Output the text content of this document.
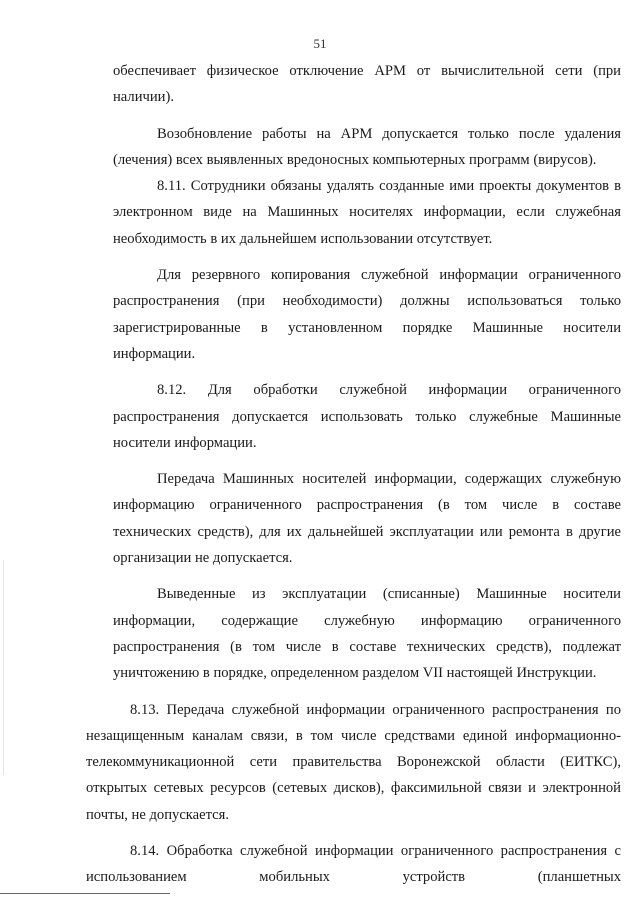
51

обеспечивает физическое отключение АРМ от вычислительной сети (при наличии).

Возобновление работы на АРМ допускается только после удаления (лечения) всех выявленных вредоносных компьютерных программ (вирусов).

8.11. Сотрудники обязаны удалять созданные ими проекты документов в электронном виде на Машинных носителях информации, если служебная необходимость в их дальнейшем использовании отсутствует.

Для резервного копирования служебной информации ограниченного распространения (при необходимости) должны использоваться только зарегистрированные в установленном порядке Машинные носители информации.

8.12. Для обработки служебной информации ограниченного распространения допускается использовать только служебные Машинные носители информации.

Передача Машинных носителей информации, содержащих служебную информацию ограниченного распространения (в том числе в составе технических средств), для их дальнейшей эксплуатации или ремонта в другие организации не допускается.

Выведенные из эксплуатации (списанные) Машинные носители информации, содержащие служебную информацию ограниченного распространения (в том числе в составе технических средств), подлежат уничтожению в порядке, определенном разделом VII настоящей Инструкции.

8.13. Передача служебной информации ограниченного распространения по незащищенным каналам связи, в том числе средствами единой информационно-телекоммуникационной сети правительства Воронежской области (ЕИТКС), открытых сетевых ресурсов (сетевых дисков), факсимильной связи и электронной почты, не допускается.

8.14. Обработка служебной информации ограниченного распространения с использованием мобильных устройств (планшетных
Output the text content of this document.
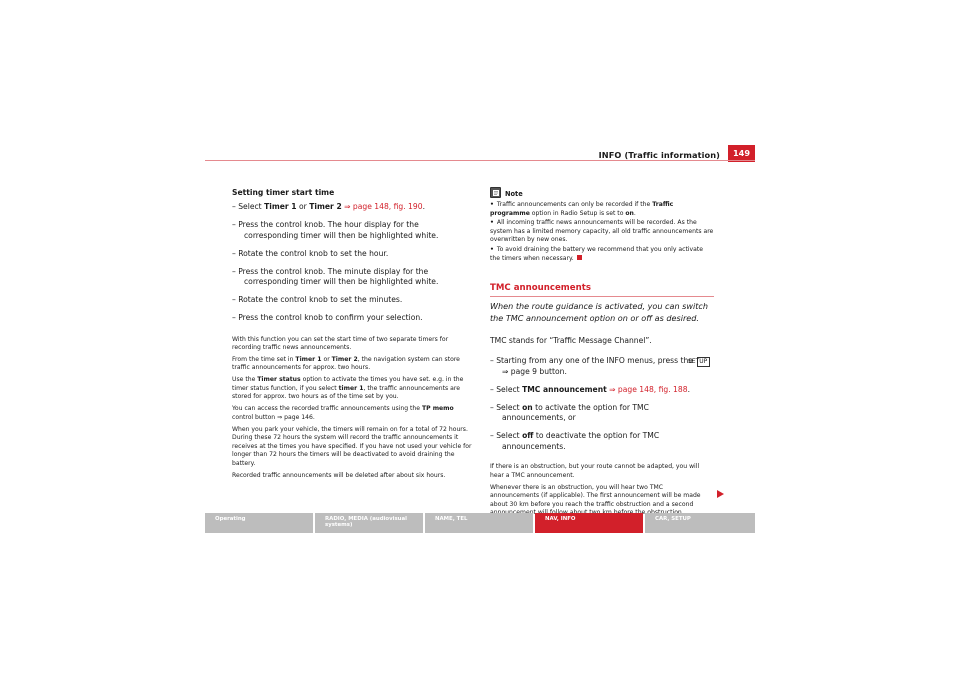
INFO (Traffic information)	149
Setting timer start time
– Select Timer 1 or Timer 2 ⇒ page 148, fig. 190.
– Press the control knob. The hour display for the corresponding timer will then be highlighted white.
– Rotate the control knob to set the hour.
– Press the control knob. The minute display for the corresponding timer will then be highlighted white.
– Rotate the control knob to set the minutes.
– Press the control knob to confirm your selection.
With this function you can set the start time of two separate timers for recording traffic news announcements.
From the time set in Timer 1 or Timer 2, the navigation system can store traffic announcements for approx. two hours.
Use the Timer status option to activate the times you have set. e.g. in the timer status function, if you select timer 1, the traffic announcements are stored for approx. two hours as of the time set by you.
You can access the recorded traffic announcements using the TP memo control button ⇒ page 146.
When you park your vehicle, the timers will remain on for a total of 72 hours. During these 72 hours the system will record the traffic announcements it receives at the times you have specified. If you have not used your vehicle for longer than 72 hours the timers will be deactivated to avoid draining the battery.
Recorded traffic announcements will be deleted after about six hours.
Note
• Traffic announcements can only be recorded if the Traffic programme option in Radio Setup is set to on.
• All incoming traffic news announcements will be recorded. As the system has a limited memory capacity, all old traffic announcements are overwritten by new ones.
• To avoid draining the battery we recommend that you only activate the timers when necessary.
TMC announcements
When the route guidance is activated, you can switch the TMC announcement option on or off as desired.
TMC stands for “Traffic Message Channel”.
– Starting from any one of the INFO menus, press theSETUP
⇒ page 9 button.
– Select TMC announcement ⇒ page 148, fig. 188.
– Select on to activate the option for TMC announcements, or
– Select off to deactivate the option for TMC announcements.
If there is an obstruction, but your route cannot be adapted, you will hear a TMC announcement.
Whenever there is an obstruction, you will hear two TMC announcements (if applicable). The first announcement will be made about 30 km before you reach the traffic obstruction and a second
Operating	RADIO, MEDIA (audiovisual
systems)
NAME, TEL	NAV, INFO	CAR, SETUP
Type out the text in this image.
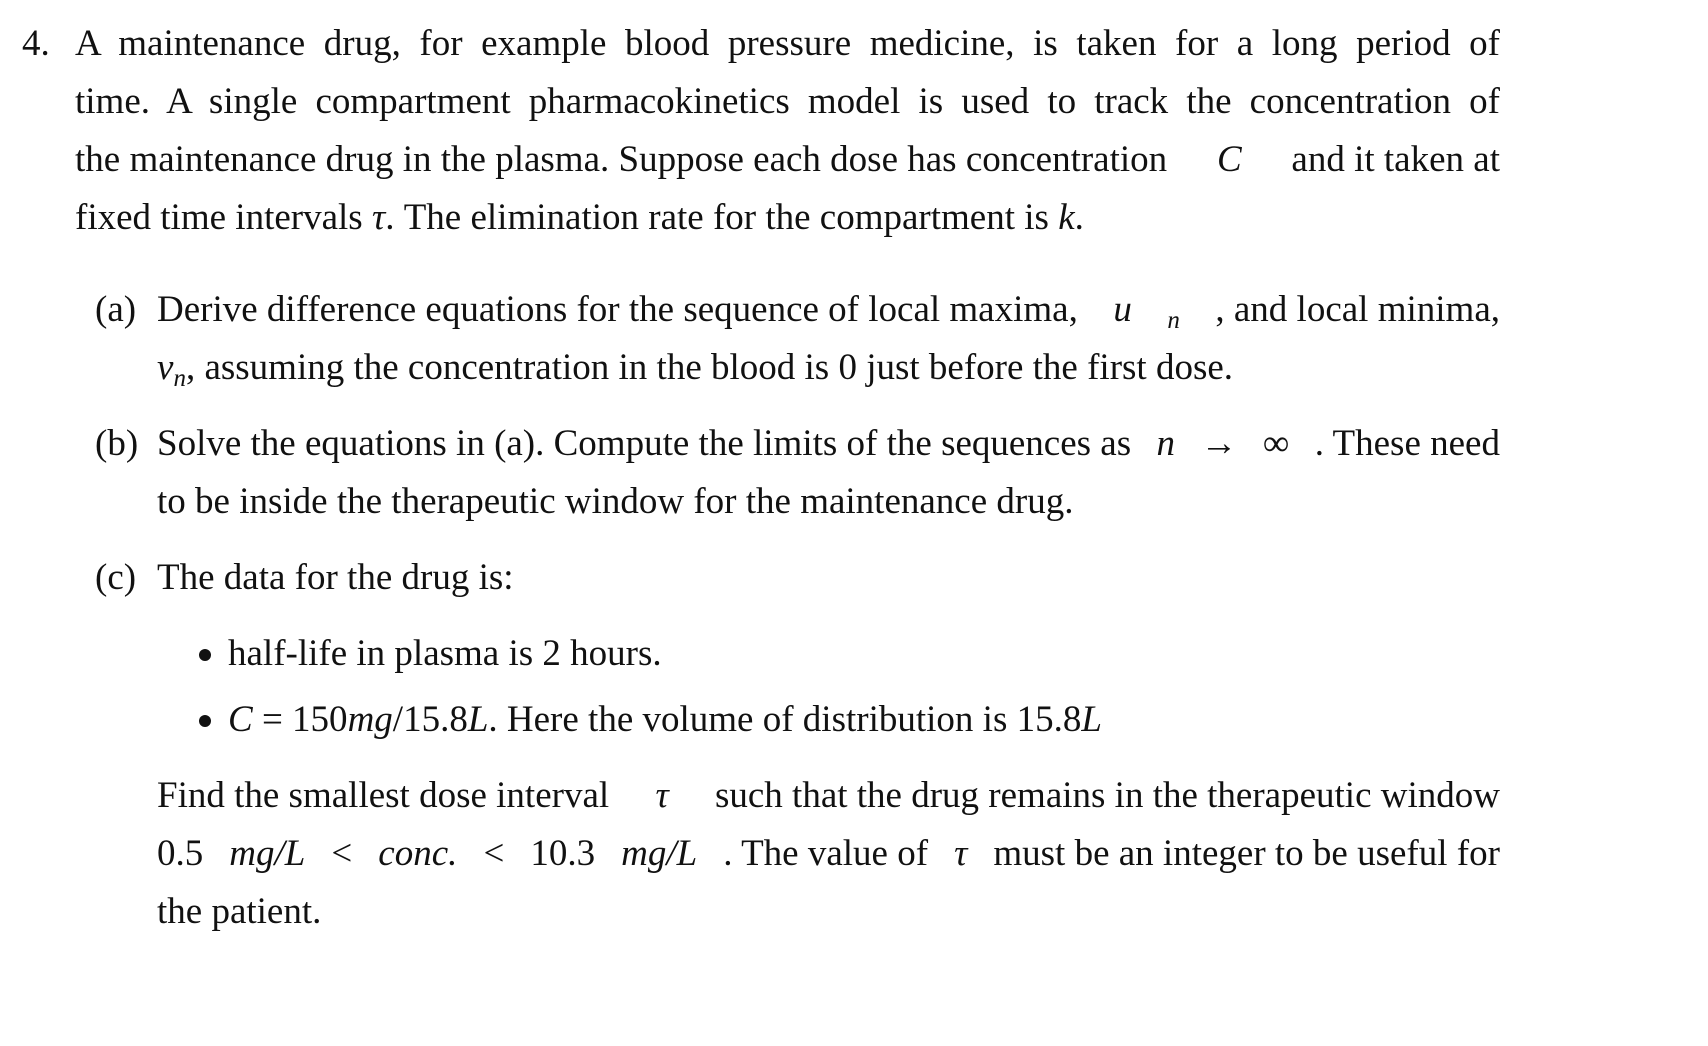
4. A maintenance drug, for example blood pressure medicine, is taken for a long period of
time. A single compartment pharmacokinetics model is used to track the concentration of
the maintenance drug in the plasma. Suppose each dose has concentration C and it taken at
fixed time intervals τ. The elimination rate for the compartment is k.
(a) Derive difference equations for the sequence of local maxima, u n , and local minima,
vn, assuming the concentration in the blood is 0 just before the first dose.
(b) Solve the equations in (a). Compute the limits of the sequences as n → ∞ . These need
to be inside the therapeutic window for the maintenance drug.
(c) The data for the drug is:
half-life in plasma is 2 hours.
C = 150mg/15.8L. Here the volume of distribution is 15.8L
Find the smallest dose interval τ such that the drug remains in the therapeutic window
0.5 mg/L < conc. < 10.3 mg/L . The value of τ must be an integer to be useful for
the patient.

[What you need to do] Sift through the entries and copy every line with "route".

[Result for this exercise]
When the route guidance is activated, you can switch the TMC announcement option on or off as desired.
If there is an obstruction, but your route cannot be adapted, you will hear a TMC announcement.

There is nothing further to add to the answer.